**** SUPPLIED INFORMATION
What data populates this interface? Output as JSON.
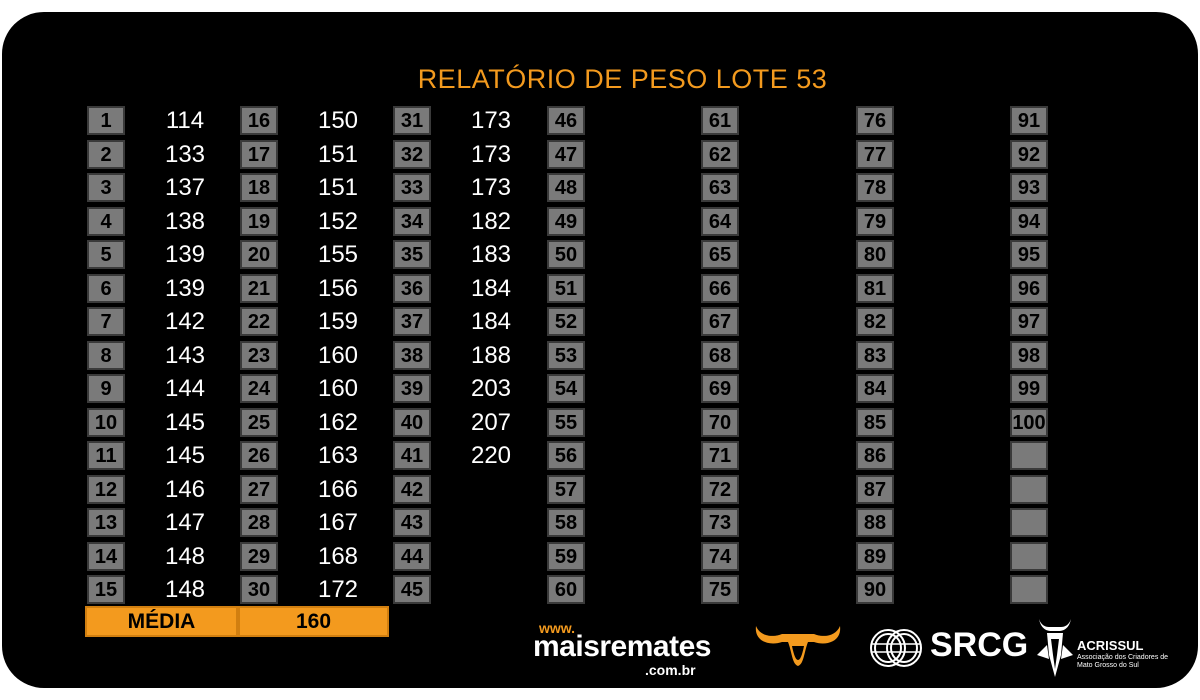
{
  "title": "RELATÓRIO DE PESO LOTE 53",
  "columns": [
    {
      "numbers": [
        "1",
        "2",
        "3",
        "4",
        "5",
        "6",
        "7",
        "8",
        "9",
        "10",
        "11",
        "12",
        "13",
        "14",
        "15"
      ],
      "weights": [
        "114",
        "133",
        "137",
        "138",
        "139",
        "139",
        "142",
        "143",
        "144",
        "145",
        "145",
        "146",
        "147",
        "148",
        "148"
      ]
    },
    {
      "numbers": [
        "16",
        "17",
        "18",
        "19",
        "20",
        "21",
        "22",
        "23",
        "24",
        "25",
        "26",
        "27",
        "28",
        "29",
        "30"
      ],
      "weights": [
        "150",
        "151",
        "151",
        "152",
        "155",
        "156",
        "159",
        "160",
        "160",
        "162",
        "163",
        "166",
        "167",
        "168",
        "172"
      ]
    },
    {
      "numbers": [
        "31",
        "32",
        "33",
        "34",
        "35",
        "36",
        "37",
        "38",
        "39",
        "40",
        "41",
        "42",
        "43",
        "44",
        "45"
      ],
      "weights": [
        "173",
        "173",
        "173",
        "182",
        "183",
        "184",
        "184",
        "188",
        "203",
        "207",
        "220",
        "",
        "",
        "",
        ""
      ]
    },
    {
      "numbers": [
        "46",
        "47",
        "48",
        "49",
        "50",
        "51",
        "52",
        "53",
        "54",
        "55",
        "56",
        "57",
        "58",
        "59",
        "60"
      ],
      "weights": []
    },
    {
      "numbers": [
        "61",
        "62",
        "63",
        "64",
        "65",
        "66",
        "67",
        "68",
        "69",
        "70",
        "71",
        "72",
        "73",
        "74",
        "75"
      ],
      "weights": []
    },
    {
      "numbers": [
        "76",
        "77",
        "78",
        "79",
        "80",
        "81",
        "82",
        "83",
        "84",
        "85",
        "86",
        "87",
        "88",
        "89",
        "90"
      ],
      "weights": []
    },
    {
      "numbers": [
        "91",
        "92",
        "93",
        "94",
        "95",
        "96",
        "97",
        "98",
        "99",
        "100",
        "",
        "",
        "",
        "",
        ""
      ],
      "weights": []
    }
  ],
  "average": {
    "label": "MÉDIA",
    "value": "160"
  },
  "logos": {
    "maisremates": {
      "prefix": "www.",
      "name": "maisremates",
      "domain": ".com.br"
    },
    "srcg": "SRCG",
    "acrissul": {
      "name": "ACRISSUL",
      "subtitle": "Associação dos Criadores de Mato Grosso do Sul"
    }
  },
  "colors": {
    "accent": "#f39a1e",
    "cell": "#7a7a7a",
    "background": "#000000"
  }
}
********
→ **YOUR TASK**:
Quote the data exactly, leaving every image out of the copy.

→ **OUTPUT OF THE EXERCISE**:
What data populates this interface? Output as JSON.
{
  "title": "RELATÓRIO DE PESO LOTE 53",
  "columns": [
    {
      "numbers": [
        "1",
        "2",
        "3",
        "4",
        "5",
        "6",
        "7",
        "8",
        "9",
        "10",
        "11",
        "12",
        "13",
        "14",
        "15"
      ],
      "weights": [
        "114",
        "133",
        "137",
        "138",
        "139",
        "139",
        "142",
        "143",
        "144",
        "145",
        "145",
        "146",
        "147",
        "148",
        "148"
      ]
    },
    {
      "numbers": [
        "16",
        "17",
        "18",
        "19",
        "20",
        "21",
        "22",
        "23",
        "24",
        "25",
        "26",
        "27",
        "28",
        "29",
        "30"
      ],
      "weights": [
        "150",
        "151",
        "151",
        "152",
        "155",
        "156",
        "159",
        "160",
        "160",
        "162",
        "163",
        "166",
        "167",
        "168",
        "172"
      ]
    },
    {
      "numbers": [
        "31",
        "32",
        "33",
        "34",
        "35",
        "36",
        "37",
        "38",
        "39",
        "40",
        "41",
        "42",
        "43",
        "44",
        "45"
      ],
      "weights": [
        "173",
        "173",
        "173",
        "182",
        "183",
        "184",
        "184",
        "188",
        "203",
        "207",
        "220",
        "",
        "",
        "",
        ""
      ]
    },
    {
      "numbers": [
        "46",
        "47",
        "48",
        "49",
        "50",
        "51",
        "52",
        "53",
        "54",
        "55",
        "56",
        "57",
        "58",
        "59",
        "60"
      ],
      "weights": []
    },
    {
      "numbers": [
        "61",
        "62",
        "63",
        "64",
        "65",
        "66",
        "67",
        "68",
        "69",
        "70",
        "71",
        "72",
        "73",
        "74",
        "75"
      ],
      "weights": []
    },
    {
      "numbers": [
        "76",
        "77",
        "78",
        "79",
        "80",
        "81",
        "82",
        "83",
        "84",
        "85",
        "86",
        "87",
        "88",
        "89",
        "90"
      ],
      "weights": []
    },
    {
      "numbers": [
        "91",
        "92",
        "93",
        "94",
        "95",
        "96",
        "97",
        "98",
        "99",
        "100",
        "",
        "",
        "",
        "",
        ""
      ],
      "weights": []
    }
  ],
  "average": {
    "label": "MÉDIA",
    "value": "160"
  },
  "logos": {
    "maisremates": {
      "prefix": "www.",
      "name": "maisremates",
      "domain": ".com.br"
    },
    "srcg": "SRCG",
    "acrissul": {
      "name": "ACRISSUL",
      "subtitle": "Associação dos Criadores de Mato Grosso do Sul"
    }
  },
  "colors": {
    "accent": "#f39a1e",
    "cell": "#7a7a7a",
    "background": "#000000"
  }
}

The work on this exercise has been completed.